▸ Do this
Each line below is to be written out in full, exactly as shown.

[Dataset entries]
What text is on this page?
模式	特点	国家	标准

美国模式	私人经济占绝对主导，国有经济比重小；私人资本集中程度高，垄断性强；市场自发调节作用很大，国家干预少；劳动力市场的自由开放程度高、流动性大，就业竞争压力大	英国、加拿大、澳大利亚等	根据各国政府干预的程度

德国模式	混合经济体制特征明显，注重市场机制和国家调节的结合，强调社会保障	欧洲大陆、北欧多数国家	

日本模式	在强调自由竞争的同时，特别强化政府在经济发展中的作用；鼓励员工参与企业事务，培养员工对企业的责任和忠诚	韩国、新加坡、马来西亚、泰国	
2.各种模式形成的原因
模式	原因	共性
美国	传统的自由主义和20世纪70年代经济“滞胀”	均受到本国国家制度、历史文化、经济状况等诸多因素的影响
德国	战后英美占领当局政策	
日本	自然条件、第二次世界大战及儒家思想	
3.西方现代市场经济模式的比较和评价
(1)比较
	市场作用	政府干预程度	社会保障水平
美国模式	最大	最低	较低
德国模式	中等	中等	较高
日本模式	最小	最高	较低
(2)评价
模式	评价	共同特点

▸ Result below
What text is on this page?
模式	特点	国家	标准

美国模式	私人经济占绝对主导，国有经济比重小；私人资本集中程度高，垄断性强；市场自发调节作用很大，国家干预少；劳动力市场的自由开放程度高、流动性大，就业竞争压力大	英国、加拿大、澳大利亚等	根据各国政府干预的程度

德国模式	混合经济体制特征明显，注重市场机制和国家调节的结合，强调社会保障	欧洲大陆、北欧多数国家	

日本模式	在强调自由竞争的同时，特别强化政府在经济发展中的作用；鼓励员工参与企业事务，培养员工对企业的责任和忠诚	韩国、新加坡、马来西亚、泰国	
2.各种模式形成的原因
模式	原因	共性
美国	传统的自由主义和20世纪70年代经济“滞胀”	均受到本国国家制度、历史文化、经济状况等诸多因素的影响
德国	战后英美占领当局政策	
日本	自然条件、第二次世界大战及儒家思想	
3.西方现代市场经济模式的比较和评价
(1)比较
	市场作用	政府干预程度	社会保障水平
美国模式	最大	最低	较低
德国模式	中等	中等	较高
日本模式	最小	最高	较低
(2)评价
模式	评价	共同特点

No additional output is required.